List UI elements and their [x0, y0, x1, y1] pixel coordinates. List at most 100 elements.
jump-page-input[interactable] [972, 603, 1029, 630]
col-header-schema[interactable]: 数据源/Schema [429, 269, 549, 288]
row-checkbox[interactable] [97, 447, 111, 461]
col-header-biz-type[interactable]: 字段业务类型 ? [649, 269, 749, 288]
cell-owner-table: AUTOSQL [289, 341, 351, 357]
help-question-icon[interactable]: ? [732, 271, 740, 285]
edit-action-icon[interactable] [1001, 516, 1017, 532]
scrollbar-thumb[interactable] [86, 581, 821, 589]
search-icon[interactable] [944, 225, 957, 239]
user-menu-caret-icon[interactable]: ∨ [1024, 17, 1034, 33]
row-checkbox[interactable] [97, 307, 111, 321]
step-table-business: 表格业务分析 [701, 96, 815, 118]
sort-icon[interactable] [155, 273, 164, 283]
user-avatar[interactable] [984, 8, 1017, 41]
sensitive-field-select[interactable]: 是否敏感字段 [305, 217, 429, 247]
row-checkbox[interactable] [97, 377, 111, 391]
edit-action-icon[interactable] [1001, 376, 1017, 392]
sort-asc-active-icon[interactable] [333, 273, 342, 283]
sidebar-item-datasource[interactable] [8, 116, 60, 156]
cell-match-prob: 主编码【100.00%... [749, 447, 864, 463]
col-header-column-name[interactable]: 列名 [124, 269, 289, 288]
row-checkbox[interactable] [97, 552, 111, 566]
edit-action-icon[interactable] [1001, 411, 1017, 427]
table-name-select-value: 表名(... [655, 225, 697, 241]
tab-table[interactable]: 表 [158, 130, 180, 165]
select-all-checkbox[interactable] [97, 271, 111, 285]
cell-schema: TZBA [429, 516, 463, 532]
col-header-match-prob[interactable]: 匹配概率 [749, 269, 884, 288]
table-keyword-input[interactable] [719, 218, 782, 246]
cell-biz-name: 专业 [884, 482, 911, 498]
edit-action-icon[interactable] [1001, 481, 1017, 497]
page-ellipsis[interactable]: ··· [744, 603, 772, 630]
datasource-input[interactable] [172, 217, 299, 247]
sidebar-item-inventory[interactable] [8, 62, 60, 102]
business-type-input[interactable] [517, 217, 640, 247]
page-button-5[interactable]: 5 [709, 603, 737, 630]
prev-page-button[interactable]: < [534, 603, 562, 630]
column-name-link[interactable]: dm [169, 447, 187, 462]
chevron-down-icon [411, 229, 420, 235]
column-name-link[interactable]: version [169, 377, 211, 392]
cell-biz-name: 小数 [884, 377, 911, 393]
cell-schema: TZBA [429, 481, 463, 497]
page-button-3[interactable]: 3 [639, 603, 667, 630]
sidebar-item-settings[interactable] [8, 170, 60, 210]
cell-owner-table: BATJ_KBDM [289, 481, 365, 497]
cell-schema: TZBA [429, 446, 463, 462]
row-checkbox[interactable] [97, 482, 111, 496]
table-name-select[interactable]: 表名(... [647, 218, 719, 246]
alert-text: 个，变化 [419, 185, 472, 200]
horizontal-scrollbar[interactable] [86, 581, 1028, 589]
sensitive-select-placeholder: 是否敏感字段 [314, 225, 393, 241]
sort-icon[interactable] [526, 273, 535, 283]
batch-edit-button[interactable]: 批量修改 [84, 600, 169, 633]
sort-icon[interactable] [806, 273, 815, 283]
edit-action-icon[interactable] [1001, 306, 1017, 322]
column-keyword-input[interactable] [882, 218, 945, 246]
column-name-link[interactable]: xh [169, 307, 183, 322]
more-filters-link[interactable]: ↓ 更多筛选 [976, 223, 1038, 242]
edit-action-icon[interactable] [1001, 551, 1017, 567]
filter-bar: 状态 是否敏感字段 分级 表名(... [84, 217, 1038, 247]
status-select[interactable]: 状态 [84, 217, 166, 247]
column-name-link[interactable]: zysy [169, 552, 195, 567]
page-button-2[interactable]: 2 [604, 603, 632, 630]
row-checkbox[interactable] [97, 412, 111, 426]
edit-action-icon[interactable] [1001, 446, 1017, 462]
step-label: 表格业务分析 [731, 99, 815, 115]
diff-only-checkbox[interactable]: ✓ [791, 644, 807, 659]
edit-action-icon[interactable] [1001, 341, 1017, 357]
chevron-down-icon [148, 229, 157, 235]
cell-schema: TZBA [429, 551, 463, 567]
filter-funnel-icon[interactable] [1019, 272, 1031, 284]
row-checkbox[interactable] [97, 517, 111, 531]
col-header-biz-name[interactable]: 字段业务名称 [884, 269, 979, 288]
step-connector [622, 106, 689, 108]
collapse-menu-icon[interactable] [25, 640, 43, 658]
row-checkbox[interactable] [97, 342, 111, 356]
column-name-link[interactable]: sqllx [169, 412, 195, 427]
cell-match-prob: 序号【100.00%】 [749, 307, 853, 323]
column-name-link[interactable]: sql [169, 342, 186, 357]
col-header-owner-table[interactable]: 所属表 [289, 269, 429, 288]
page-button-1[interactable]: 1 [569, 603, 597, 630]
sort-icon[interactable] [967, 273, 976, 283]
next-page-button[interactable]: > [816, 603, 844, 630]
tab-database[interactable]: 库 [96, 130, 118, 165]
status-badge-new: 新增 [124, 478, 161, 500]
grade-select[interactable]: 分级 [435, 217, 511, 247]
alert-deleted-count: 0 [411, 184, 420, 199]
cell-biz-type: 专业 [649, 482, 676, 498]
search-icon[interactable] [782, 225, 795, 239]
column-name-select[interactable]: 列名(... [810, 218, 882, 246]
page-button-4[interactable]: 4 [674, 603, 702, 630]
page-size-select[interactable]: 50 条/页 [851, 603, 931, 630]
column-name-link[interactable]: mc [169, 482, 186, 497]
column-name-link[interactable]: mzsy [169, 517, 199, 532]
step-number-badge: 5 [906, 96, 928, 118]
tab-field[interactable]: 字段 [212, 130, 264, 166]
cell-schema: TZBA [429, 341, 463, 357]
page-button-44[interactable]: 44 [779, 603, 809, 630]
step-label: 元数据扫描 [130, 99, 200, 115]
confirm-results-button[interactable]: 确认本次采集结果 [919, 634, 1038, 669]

### Exercise details
Please reproduce the material above word for word, keeping every line in its original order.

### Response
List UI elements and their [x0, y0, x1, y1] pixel coordinates. List at most 100 elements.
jump-page-input[interactable] [972, 603, 1029, 630]
col-header-schema[interactable]: 数据源/Schema [429, 269, 549, 288]
row-checkbox[interactable] [97, 447, 111, 461]
col-header-biz-type[interactable]: 字段业务类型 ? [649, 269, 749, 288]
cell-owner-table: AUTOSQL [289, 341, 351, 357]
help-question-icon[interactable]: ? [732, 271, 740, 285]
edit-action-icon[interactable] [1001, 516, 1017, 532]
scrollbar-thumb[interactable] [86, 581, 821, 589]
search-icon[interactable] [944, 225, 957, 239]
user-menu-caret-icon[interactable]: ∨ [1024, 17, 1034, 33]
row-checkbox[interactable] [97, 307, 111, 321]
step-table-business: 表格业务分析 [701, 96, 815, 118]
sort-icon[interactable] [155, 273, 164, 283]
user-avatar[interactable] [984, 8, 1017, 41]
sensitive-field-select[interactable]: 是否敏感字段 [305, 217, 429, 247]
row-checkbox[interactable] [97, 377, 111, 391]
edit-action-icon[interactable] [1001, 376, 1017, 392]
sort-asc-active-icon[interactable] [333, 273, 342, 283]
sidebar-item-datasource[interactable] [8, 116, 60, 156]
cell-match-prob: 主编码【100.00%... [749, 447, 864, 463]
col-header-column-name[interactable]: 列名 [124, 269, 289, 288]
row-checkbox[interactable] [97, 552, 111, 566]
edit-action-icon[interactable] [1001, 411, 1017, 427]
table-name-select-value: 表名(... [655, 225, 697, 241]
tab-table[interactable]: 表 [158, 130, 180, 165]
select-all-checkbox[interactable] [97, 271, 111, 285]
cell-schema: TZBA [429, 516, 463, 532]
col-header-match-prob[interactable]: 匹配概率 [749, 269, 884, 288]
table-keyword-input[interactable] [719, 218, 782, 246]
cell-biz-name: 专业 [884, 482, 911, 498]
edit-action-icon[interactable] [1001, 481, 1017, 497]
page-ellipsis[interactable]: ··· [744, 603, 772, 630]
datasource-input[interactable] [172, 217, 299, 247]
sidebar-item-inventory[interactable] [8, 62, 60, 102]
business-type-input[interactable] [517, 217, 640, 247]
page-button-5[interactable]: 5 [709, 603, 737, 630]
prev-page-button[interactable]: < [534, 603, 562, 630]
column-name-link[interactable]: dm [169, 447, 187, 462]
chevron-down-icon [411, 229, 420, 235]
column-name-link[interactable]: version [169, 377, 211, 392]
cell-biz-name: 小数 [884, 377, 911, 393]
cell-schema: TZBA [429, 481, 463, 497]
page-button-3[interactable]: 3 [639, 603, 667, 630]
sidebar-item-settings[interactable] [8, 170, 60, 210]
cell-owner-table: BATJ_KBDM [289, 481, 365, 497]
cell-schema: TZBA [429, 446, 463, 462]
row-checkbox[interactable] [97, 482, 111, 496]
table-name-select[interactable]: 表名(... [647, 218, 719, 246]
alert-text: 个，变化 [419, 185, 472, 200]
horizontal-scrollbar[interactable] [86, 581, 1028, 589]
sensitive-select-placeholder: 是否敏感字段 [314, 225, 393, 241]
sort-icon[interactable] [526, 273, 535, 283]
batch-edit-button[interactable]: 批量修改 [84, 600, 169, 633]
sort-icon[interactable] [806, 273, 815, 283]
edit-action-icon[interactable] [1001, 306, 1017, 322]
column-keyword-input[interactable] [882, 218, 945, 246]
column-name-link[interactable]: xh [169, 307, 183, 322]
more-filters-link[interactable]: ↓ 更多筛选 [976, 223, 1038, 242]
edit-action-icon[interactable] [1001, 551, 1017, 567]
filter-bar: 状态 是否敏感字段 分级 表名(... [84, 217, 1038, 247]
status-select[interactable]: 状态 [84, 217, 166, 247]
column-name-link[interactable]: zysy [169, 552, 195, 567]
page-button-2[interactable]: 2 [604, 603, 632, 630]
row-checkbox[interactable] [97, 412, 111, 426]
edit-action-icon[interactable] [1001, 446, 1017, 462]
step-label: 表格业务分析 [731, 99, 815, 115]
diff-only-checkbox[interactable]: ✓ [791, 644, 807, 659]
edit-action-icon[interactable] [1001, 341, 1017, 357]
chevron-down-icon [148, 229, 157, 235]
cell-schema: TZBA [429, 551, 463, 567]
filter-funnel-icon[interactable] [1019, 272, 1031, 284]
row-checkbox[interactable] [97, 517, 111, 531]
col-header-biz-name[interactable]: 字段业务名称 [884, 269, 979, 288]
step-connector [622, 106, 689, 108]
collapse-menu-icon[interactable] [25, 640, 43, 658]
row-checkbox[interactable] [97, 342, 111, 356]
column-name-link[interactable]: sqllx [169, 412, 195, 427]
cell-match-prob: 序号【100.00%】 [749, 307, 853, 323]
column-name-link[interactable]: sql [169, 342, 186, 357]
col-header-owner-table[interactable]: 所属表 [289, 269, 429, 288]
page-button-1[interactable]: 1 [569, 603, 597, 630]
sort-icon[interactable] [967, 273, 976, 283]
next-page-button[interactable]: > [816, 603, 844, 630]
tab-database[interactable]: 库 [96, 130, 118, 165]
status-badge-new: 新增 [124, 478, 161, 500]
grade-select[interactable]: 分级 [435, 217, 511, 247]
alert-deleted-count: 0 [411, 184, 420, 199]
cell-biz-type: 专业 [649, 482, 676, 498]
search-icon[interactable] [782, 225, 795, 239]
column-name-select[interactable]: 列名(... [810, 218, 882, 246]
page-button-4[interactable]: 4 [674, 603, 702, 630]
page-size-select[interactable]: 50 条/页 [851, 603, 931, 630]
column-name-link[interactable]: mc [169, 482, 186, 497]
column-name-link[interactable]: mzsy [169, 517, 199, 532]
step-number-badge: 5 [906, 96, 928, 118]
tab-field[interactable]: 字段 [212, 130, 264, 166]
cell-schema: TZBA [429, 341, 463, 357]
page-button-44[interactable]: 44 [779, 603, 809, 630]
step-label: 元数据扫描 [130, 99, 200, 115]
confirm-results-button[interactable]: 确认本次采集结果 [919, 634, 1038, 669]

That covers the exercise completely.